Return only the number of lines holding the word "Rainfall".

▸ **SUPPLIED DATA**

* * * *

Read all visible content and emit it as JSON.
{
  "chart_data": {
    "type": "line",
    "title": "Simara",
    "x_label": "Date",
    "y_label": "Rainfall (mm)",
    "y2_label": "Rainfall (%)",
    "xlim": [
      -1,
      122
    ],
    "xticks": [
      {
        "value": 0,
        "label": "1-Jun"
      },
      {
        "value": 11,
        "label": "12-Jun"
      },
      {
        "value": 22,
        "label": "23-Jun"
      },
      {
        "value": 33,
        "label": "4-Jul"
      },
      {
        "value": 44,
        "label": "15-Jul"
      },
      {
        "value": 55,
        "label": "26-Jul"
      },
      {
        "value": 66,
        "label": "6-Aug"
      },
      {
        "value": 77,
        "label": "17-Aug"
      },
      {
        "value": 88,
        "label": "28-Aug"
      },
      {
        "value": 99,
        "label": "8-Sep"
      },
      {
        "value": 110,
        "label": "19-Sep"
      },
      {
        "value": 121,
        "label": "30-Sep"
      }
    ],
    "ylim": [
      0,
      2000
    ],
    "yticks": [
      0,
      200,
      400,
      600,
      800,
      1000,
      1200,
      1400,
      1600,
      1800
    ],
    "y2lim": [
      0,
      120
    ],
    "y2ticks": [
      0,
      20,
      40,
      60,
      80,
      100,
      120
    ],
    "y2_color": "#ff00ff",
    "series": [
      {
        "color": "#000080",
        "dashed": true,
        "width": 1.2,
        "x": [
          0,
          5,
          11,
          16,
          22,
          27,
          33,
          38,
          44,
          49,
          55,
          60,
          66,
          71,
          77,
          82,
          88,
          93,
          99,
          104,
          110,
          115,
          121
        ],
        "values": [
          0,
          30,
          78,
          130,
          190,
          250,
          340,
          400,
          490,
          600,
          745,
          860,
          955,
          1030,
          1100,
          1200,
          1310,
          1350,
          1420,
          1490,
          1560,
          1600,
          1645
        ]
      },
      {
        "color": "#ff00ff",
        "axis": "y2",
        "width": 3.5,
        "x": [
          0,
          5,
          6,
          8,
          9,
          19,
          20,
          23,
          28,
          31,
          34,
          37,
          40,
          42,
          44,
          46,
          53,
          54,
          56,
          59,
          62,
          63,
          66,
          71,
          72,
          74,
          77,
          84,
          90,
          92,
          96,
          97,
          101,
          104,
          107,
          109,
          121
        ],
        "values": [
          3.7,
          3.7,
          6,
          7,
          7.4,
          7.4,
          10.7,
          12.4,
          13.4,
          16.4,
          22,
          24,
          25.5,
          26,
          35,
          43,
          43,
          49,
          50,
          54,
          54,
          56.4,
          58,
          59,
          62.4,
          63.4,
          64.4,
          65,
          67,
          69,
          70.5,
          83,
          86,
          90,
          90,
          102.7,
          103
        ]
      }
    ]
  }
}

* * * *

▸ **CORRECT ANSWER**
2